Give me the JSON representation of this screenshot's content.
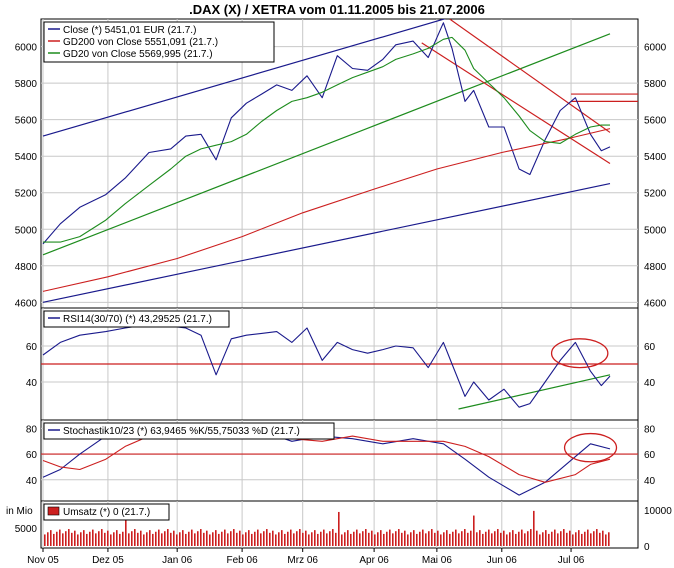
{
  "chart_data": [
    {
      "type": "line",
      "panel": "price",
      "title": ".DAX (X) / XETRA vom 01.11.2005 bis 21.07.2006",
      "ylim": [
        4580,
        6140
      ],
      "yticks": [
        4600,
        4800,
        5000,
        5200,
        5400,
        5600,
        5800,
        6000
      ],
      "grid": true,
      "legend": "top-left",
      "x_range": [
        "01.11.2005",
        "21.07.2006"
      ],
      "series": [
        {
          "name": "Close (*) 5451,01 EUR (21.7.)",
          "color": "#1a1a8c",
          "style": "price",
          "x": [
            "01.11.2005",
            "09.11.2005",
            "18.11.2005",
            "30.11.2005",
            "09.12.2005",
            "20.12.2005",
            "30.12.2005",
            "06.01.2006",
            "13.01.2006",
            "20.01.2006",
            "27.01.2006",
            "03.02.2006",
            "10.02.2006",
            "17.02.2006",
            "24.02.2006",
            "03.03.2006",
            "10.03.2006",
            "17.03.2006",
            "24.03.2006",
            "31.03.2006",
            "07.04.2006",
            "13.04.2006",
            "21.04.2006",
            "28.04.2006",
            "05.05.2006",
            "09.05.2006",
            "15.05.2006",
            "19.05.2006",
            "26.05.2006",
            "02.06.2006",
            "09.06.2006",
            "14.06.2006",
            "21.06.2006",
            "28.06.2006",
            "05.07.2006",
            "12.07.2006",
            "17.07.2006",
            "21.07.2006"
          ],
          "values": [
            4920,
            5030,
            5120,
            5190,
            5280,
            5420,
            5440,
            5510,
            5520,
            5380,
            5610,
            5690,
            5740,
            5790,
            5760,
            5840,
            5720,
            5950,
            5880,
            5870,
            5930,
            6010,
            6030,
            5940,
            6130,
            5990,
            5700,
            5760,
            5560,
            5560,
            5330,
            5300,
            5490,
            5650,
            5720,
            5520,
            5430,
            5451
          ]
        },
        {
          "name": "GD200 von Close 5551,091 (21.7.)",
          "color": "#cc1f1f",
          "style": "ma200",
          "x": [
            "01.11.2005",
            "01.12.2005",
            "02.01.2006",
            "01.02.2006",
            "01.03.2006",
            "03.04.2006",
            "02.05.2006",
            "01.06.2006",
            "03.07.2006",
            "21.07.2006"
          ],
          "values": [
            4660,
            4740,
            4840,
            4960,
            5090,
            5220,
            5330,
            5420,
            5500,
            5551
          ]
        },
        {
          "name": "GD20 von Close 5569,995 (21.7.)",
          "color": "#1e8c1e",
          "style": "ma20",
          "x": [
            "01.11.2005",
            "09.11.2005",
            "18.11.2005",
            "30.11.2005",
            "09.12.2005",
            "20.12.2005",
            "30.12.2005",
            "06.01.2006",
            "13.01.2006",
            "20.01.2006",
            "27.01.2006",
            "03.02.2006",
            "10.02.2006",
            "17.02.2006",
            "24.02.2006",
            "03.03.2006",
            "10.03.2006",
            "17.03.2006",
            "24.03.2006",
            "31.03.2006",
            "07.04.2006",
            "13.04.2006",
            "21.04.2006",
            "28.04.2006",
            "05.05.2006",
            "09.05.2006",
            "15.05.2006",
            "19.05.2006",
            "26.05.2006",
            "02.06.2006",
            "09.06.2006",
            "14.06.2006",
            "21.06.2006",
            "28.06.2006",
            "05.07.2006",
            "12.07.2006",
            "17.07.2006",
            "21.07.2006"
          ],
          "values": [
            4930,
            4930,
            4960,
            5050,
            5140,
            5240,
            5330,
            5400,
            5440,
            5460,
            5480,
            5520,
            5590,
            5650,
            5700,
            5720,
            5750,
            5790,
            5830,
            5860,
            5890,
            5930,
            5960,
            5990,
            6040,
            6050,
            5980,
            5880,
            5800,
            5720,
            5620,
            5540,
            5480,
            5470,
            5520,
            5560,
            5570,
            5570
          ]
        }
      ],
      "trendlines": [
        {
          "color": "#1a1a8c",
          "x": [
            "01.11.2005",
            "08.05.2006"
          ],
          "values": [
            5510,
            6160
          ]
        },
        {
          "color": "#1a1a8c",
          "x": [
            "01.11.2005",
            "21.07.2006"
          ],
          "values": [
            4600,
            5250
          ]
        },
        {
          "color": "#1e8c1e",
          "x": [
            "01.11.2005",
            "21.07.2006"
          ],
          "values": [
            4860,
            6070
          ]
        },
        {
          "color": "#cc1f1f",
          "x": [
            "08.05.2006",
            "21.07.2006"
          ],
          "values": [
            6150,
            5530
          ]
        },
        {
          "color": "#cc1f1f",
          "x": [
            "25.04.2006",
            "21.07.2006"
          ],
          "values": [
            6020,
            5360
          ]
        }
      ],
      "hlines": [
        {
          "color": "#cc1f1f",
          "value": 5740,
          "from": "03.07.2006"
        },
        {
          "color": "#cc1f1f",
          "value": 5700,
          "from": "03.07.2006"
        }
      ]
    },
    {
      "type": "line",
      "panel": "rsi",
      "ylim": [
        20,
        80
      ],
      "yticks": [
        40,
        60
      ],
      "legend": "top-left",
      "series": [
        {
          "name": "RSI14(30/70) (*) 43,29525 (21.7.)",
          "color": "#1a1a8c",
          "x": [
            "01.11.2005",
            "09.11.2005",
            "18.11.2005",
            "30.11.2005",
            "09.12.2005",
            "20.12.2005",
            "30.12.2005",
            "06.01.2006",
            "13.01.2006",
            "20.01.2006",
            "27.01.2006",
            "03.02.2006",
            "10.02.2006",
            "17.02.2006",
            "24.02.2006",
            "03.03.2006",
            "10.03.2006",
            "17.03.2006",
            "24.03.2006",
            "31.03.2006",
            "07.04.2006",
            "13.04.2006",
            "21.04.2006",
            "28.04.2006",
            "05.05.2006",
            "09.05.2006",
            "15.05.2006",
            "19.05.2006",
            "26.05.2006",
            "02.06.2006",
            "09.06.2006",
            "14.06.2006",
            "21.06.2006",
            "28.06.2006",
            "05.07.2006",
            "12.07.2006",
            "17.07.2006",
            "21.07.2006"
          ],
          "values": [
            55,
            62,
            66,
            68,
            70,
            72,
            71,
            70,
            66,
            44,
            64,
            66,
            67,
            68,
            62,
            70,
            52,
            62,
            58,
            56,
            58,
            60,
            59,
            48,
            62,
            50,
            32,
            40,
            30,
            36,
            26,
            28,
            40,
            52,
            62,
            46,
            38,
            43.3
          ]
        }
      ],
      "hlines": [
        {
          "color": "#cc1f1f",
          "value": 50
        }
      ],
      "trendlines": [
        {
          "color": "#1e8c1e",
          "x": [
            "12.05.2006",
            "21.07.2006"
          ],
          "values": [
            25,
            44
          ]
        }
      ],
      "ellipses": [
        {
          "color": "#cc1f1f",
          "center": [
            "07.07.2006",
            56
          ],
          "rx_days": 13,
          "ry": 8
        }
      ]
    },
    {
      "type": "line",
      "panel": "stochastic",
      "ylim": [
        25,
        85
      ],
      "yticks": [
        40,
        60,
        80
      ],
      "legend": "top-left",
      "series": [
        {
          "name": "Stochastik10/23 (*) 63,9465 %K/55,75033 %D (21.7.)",
          "color": "#1a1a8c",
          "x": [
            "01.11.2005",
            "09.11.2005",
            "18.11.2005",
            "30.11.2005",
            "09.12.2005",
            "20.12.2005",
            "30.12.2005",
            "13.01.2006",
            "27.01.2006",
            "10.02.2006",
            "24.02.2006",
            "10.03.2006",
            "24.03.2006",
            "07.04.2006",
            "21.04.2006",
            "05.05.2006",
            "15.05.2006",
            "26.05.2006",
            "09.06.2006",
            "21.06.2006",
            "05.07.2006",
            "12.07.2006",
            "21.07.2006"
          ],
          "values": [
            42,
            48,
            60,
            74,
            82,
            84,
            80,
            82,
            76,
            78,
            70,
            74,
            72,
            68,
            72,
            68,
            56,
            42,
            28,
            38,
            58,
            68,
            64
          ]
        },
        {
          "name": "%D",
          "color": "#cc1f1f",
          "x": [
            "01.11.2005",
            "09.11.2005",
            "18.11.2005",
            "30.11.2005",
            "09.12.2005",
            "20.12.2005",
            "30.12.2005",
            "13.01.2006",
            "27.01.2006",
            "10.02.2006",
            "24.02.2006",
            "10.03.2006",
            "24.03.2006",
            "07.04.2006",
            "21.04.2006",
            "05.05.2006",
            "15.05.2006",
            "26.05.2006",
            "09.06.2006",
            "21.06.2006",
            "05.07.2006",
            "12.07.2006",
            "21.07.2006"
          ],
          "values": [
            55,
            50,
            48,
            56,
            66,
            74,
            78,
            78,
            78,
            76,
            72,
            70,
            74,
            70,
            70,
            70,
            66,
            58,
            44,
            38,
            44,
            52,
            56
          ]
        }
      ],
      "hlines": [
        {
          "color": "#cc1f1f",
          "value": 60
        }
      ],
      "ellipses": [
        {
          "color": "#cc1f1f",
          "center": [
            "12.07.2006",
            65
          ],
          "rx_days": 12,
          "ry": 11
        }
      ]
    },
    {
      "type": "bar",
      "panel": "volume",
      "unit_label": "in Mio",
      "ylim": [
        0,
        12000
      ],
      "yticks_left": [
        5000
      ],
      "yticks_right": [
        0,
        10000
      ],
      "legend": "top-left",
      "series": [
        {
          "name": "Umsatz (*) 0 (21.7.)",
          "color": "#cc1f1f"
        }
      ],
      "typical_value": 4300,
      "spikes": [
        {
          "x": "09.12.2005",
          "value": 7800
        },
        {
          "x": "17.03.2006",
          "value": 9500
        },
        {
          "x": "19.05.2006",
          "value": 8500
        },
        {
          "x": "16.06.2006",
          "value": 9800
        }
      ]
    }
  ],
  "x_axis": {
    "start": "01.11.2005",
    "end": "21.07.2006",
    "ticks": [
      {
        "date": "01.11.2005",
        "label": "Nov 05"
      },
      {
        "date": "01.12.2005",
        "label": "Dez 05"
      },
      {
        "date": "02.01.2006",
        "label": "Jan 06"
      },
      {
        "date": "01.02.2006",
        "label": "Feb 06"
      },
      {
        "date": "01.03.2006",
        "label": "Mrz 06"
      },
      {
        "date": "03.04.2006",
        "label": "Apr 06"
      },
      {
        "date": "02.05.2006",
        "label": "Mai 06"
      },
      {
        "date": "01.06.2006",
        "label": "Jun 06"
      },
      {
        "date": "03.07.2006",
        "label": "Jul 06"
      }
    ]
  },
  "colors": {
    "blue": "#1a1a8c",
    "red": "#cc1f1f",
    "green": "#1e8c1e",
    "grid": "#c8c8c8",
    "frame": "#000000"
  }
}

Direction: Return all lines containing the word "Close".

Response to the exercise:
          "name": "Close (*) 5451,01 EUR (21.7.)",
          "name": "GD200 von Close 5551,091 (21.7.)",
          "name": "GD20 von Close 5569,995 (21.7.)",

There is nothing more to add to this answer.